— Start of Stored rows —
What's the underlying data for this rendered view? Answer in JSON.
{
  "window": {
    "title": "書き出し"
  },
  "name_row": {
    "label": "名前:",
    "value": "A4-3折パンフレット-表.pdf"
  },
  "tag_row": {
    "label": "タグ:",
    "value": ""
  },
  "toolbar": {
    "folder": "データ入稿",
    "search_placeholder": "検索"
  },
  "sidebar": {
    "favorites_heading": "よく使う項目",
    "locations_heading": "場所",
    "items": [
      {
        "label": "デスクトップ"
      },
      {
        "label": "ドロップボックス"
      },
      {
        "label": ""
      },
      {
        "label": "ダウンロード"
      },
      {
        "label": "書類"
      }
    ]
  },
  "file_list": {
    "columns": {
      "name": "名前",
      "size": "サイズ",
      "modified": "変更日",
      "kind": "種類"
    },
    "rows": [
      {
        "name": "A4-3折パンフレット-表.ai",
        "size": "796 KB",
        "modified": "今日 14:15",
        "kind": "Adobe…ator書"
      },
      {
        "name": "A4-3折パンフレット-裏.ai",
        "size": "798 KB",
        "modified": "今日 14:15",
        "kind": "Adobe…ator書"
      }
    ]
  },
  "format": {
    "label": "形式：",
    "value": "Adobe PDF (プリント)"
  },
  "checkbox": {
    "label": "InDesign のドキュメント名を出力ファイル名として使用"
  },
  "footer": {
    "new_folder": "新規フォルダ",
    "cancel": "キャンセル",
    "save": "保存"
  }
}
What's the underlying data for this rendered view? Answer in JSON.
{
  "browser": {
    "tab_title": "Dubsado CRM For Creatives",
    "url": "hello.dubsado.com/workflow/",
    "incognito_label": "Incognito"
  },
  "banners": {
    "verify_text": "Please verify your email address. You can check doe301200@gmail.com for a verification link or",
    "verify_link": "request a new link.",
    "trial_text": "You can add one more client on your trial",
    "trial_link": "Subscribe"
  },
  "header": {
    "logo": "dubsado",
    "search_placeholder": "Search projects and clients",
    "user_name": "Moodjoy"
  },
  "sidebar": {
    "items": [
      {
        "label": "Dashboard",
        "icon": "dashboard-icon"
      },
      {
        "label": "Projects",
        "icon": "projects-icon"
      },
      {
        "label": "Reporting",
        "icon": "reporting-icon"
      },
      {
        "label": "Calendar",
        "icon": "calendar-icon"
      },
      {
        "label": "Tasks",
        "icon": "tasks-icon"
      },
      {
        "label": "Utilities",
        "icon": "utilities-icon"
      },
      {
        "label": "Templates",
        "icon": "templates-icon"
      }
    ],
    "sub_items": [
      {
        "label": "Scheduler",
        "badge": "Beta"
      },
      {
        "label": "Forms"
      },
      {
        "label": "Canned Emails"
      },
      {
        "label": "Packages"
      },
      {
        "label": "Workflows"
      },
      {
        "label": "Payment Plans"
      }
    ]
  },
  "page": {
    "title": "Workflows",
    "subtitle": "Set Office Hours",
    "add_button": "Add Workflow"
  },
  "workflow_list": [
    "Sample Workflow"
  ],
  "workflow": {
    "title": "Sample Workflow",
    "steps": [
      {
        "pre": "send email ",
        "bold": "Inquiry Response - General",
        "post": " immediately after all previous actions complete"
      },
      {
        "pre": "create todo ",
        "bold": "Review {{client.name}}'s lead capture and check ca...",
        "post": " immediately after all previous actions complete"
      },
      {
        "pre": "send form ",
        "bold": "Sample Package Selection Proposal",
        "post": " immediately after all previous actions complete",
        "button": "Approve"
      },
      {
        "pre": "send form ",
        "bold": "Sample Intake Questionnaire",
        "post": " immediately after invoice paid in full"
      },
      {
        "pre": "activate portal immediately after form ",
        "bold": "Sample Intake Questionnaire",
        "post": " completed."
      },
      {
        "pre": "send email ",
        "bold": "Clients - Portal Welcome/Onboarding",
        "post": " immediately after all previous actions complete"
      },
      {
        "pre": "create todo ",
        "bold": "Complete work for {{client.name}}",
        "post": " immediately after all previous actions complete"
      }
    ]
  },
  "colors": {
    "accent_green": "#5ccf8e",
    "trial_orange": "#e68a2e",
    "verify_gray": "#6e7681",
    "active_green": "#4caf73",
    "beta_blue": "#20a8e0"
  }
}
— End of Stored rows —
Given task -
Take the lines above and print them exactly.

Answer to this problem -
What's the underlying data for this rendered view? Answer in JSON.
{
  "window": {
    "title": "書き出し"
  },
  "name_row": {
    "label": "名前:",
    "value": "A4-3折パンフレット-表.pdf"
  },
  "tag_row": {
    "label": "タグ:",
    "value": ""
  },
  "toolbar": {
    "folder": "データ入稿",
    "search_placeholder": "検索"
  },
  "sidebar": {
    "favorites_heading": "よく使う項目",
    "locations_heading": "場所",
    "items": [
      {
        "label": "デスクトップ"
      },
      {
        "label": "ドロップボックス"
      },
      {
        "label": ""
      },
      {
        "label": "ダウンロード"
      },
      {
        "label": "書類"
      }
    ]
  },
  "file_list": {
    "columns": {
      "name": "名前",
      "size": "サイズ",
      "modified": "変更日",
      "kind": "種類"
    },
    "rows": [
      {
        "name": "A4-3折パンフレット-表.ai",
        "size": "796 KB",
        "modified": "今日 14:15",
        "kind": "Adobe…ator書"
      },
      {
        "name": "A4-3折パンフレット-裏.ai",
        "size": "798 KB",
        "modified": "今日 14:15",
        "kind": "Adobe…ator書"
      }
    ]
  },
  "format": {
    "label": "形式：",
    "value": "Adobe PDF (プリント)"
  },
  "checkbox": {
    "label": "InDesign のドキュメント名を出力ファイル名として使用"
  },
  "footer": {
    "new_folder": "新規フォルダ",
    "cancel": "キャンセル",
    "save": "保存"
  }
}
What's the underlying data for this rendered view? Answer in JSON.
{
  "browser": {
    "tab_title": "Dubsado CRM For Creatives",
    "url": "hello.dubsado.com/workflow/",
    "incognito_label": "Incognito"
  },
  "banners": {
    "verify_text": "Please verify your email address. You can check doe301200@gmail.com for a verification link or",
    "verify_link": "request a new link.",
    "trial_text": "You can add one more client on your trial",
    "trial_link": "Subscribe"
  },
  "header": {
    "logo": "dubsado",
    "search_placeholder": "Search projects and clients",
    "user_name": "Moodjoy"
  },
  "sidebar": {
    "items": [
      {
        "label": "Dashboard",
        "icon": "dashboard-icon"
      },
      {
        "label": "Projects",
        "icon": "projects-icon"
      },
      {
        "label": "Reporting",
        "icon": "reporting-icon"
      },
      {
        "label": "Calendar",
        "icon": "calendar-icon"
      },
      {
        "label": "Tasks",
        "icon": "tasks-icon"
      },
      {
        "label": "Utilities",
        "icon": "utilities-icon"
      },
      {
        "label": "Templates",
        "icon": "templates-icon"
      }
    ],
    "sub_items": [
      {
        "label": "Scheduler",
        "badge": "Beta"
      },
      {
        "label": "Forms"
      },
      {
        "label": "Canned Emails"
      },
      {
        "label": "Packages"
      },
      {
        "label": "Workflows"
      },
      {
        "label": "Payment Plans"
      }
    ]
  },
  "page": {
    "title": "Workflows",
    "subtitle": "Set Office Hours",
    "add_button": "Add Workflow"
  },
  "workflow_list": [
    "Sample Workflow"
  ],
  "workflow": {
    "title": "Sample Workflow",
    "steps": [
      {
        "pre": "send email ",
        "bold": "Inquiry Response - General",
        "post": " immediately after all previous actions complete"
      },
      {
        "pre": "create todo ",
        "bold": "Review {{client.name}}'s lead capture and check ca...",
        "post": " immediately after all previous actions complete"
      },
      {
        "pre": "send form ",
        "bold": "Sample Package Selection Proposal",
        "post": " immediately after all previous actions complete",
        "button": "Approve"
      },
      {
        "pre": "send form ",
        "bold": "Sample Intake Questionnaire",
        "post": " immediately after invoice paid in full"
      },
      {
        "pre": "activate portal immediately after form ",
        "bold": "Sample Intake Questionnaire",
        "post": " completed."
      },
      {
        "pre": "send email ",
        "bold": "Clients - Portal Welcome/Onboarding",
        "post": " immediately after all previous actions complete"
      },
      {
        "pre": "create todo ",
        "bold": "Complete work for {{client.name}}",
        "post": " immediately after all previous actions complete"
      }
    ]
  },
  "colors": {
    "accent_green": "#5ccf8e",
    "trial_orange": "#e68a2e",
    "verify_gray": "#6e7681",
    "active_green": "#4caf73",
    "beta_blue": "#20a8e0"
  }
}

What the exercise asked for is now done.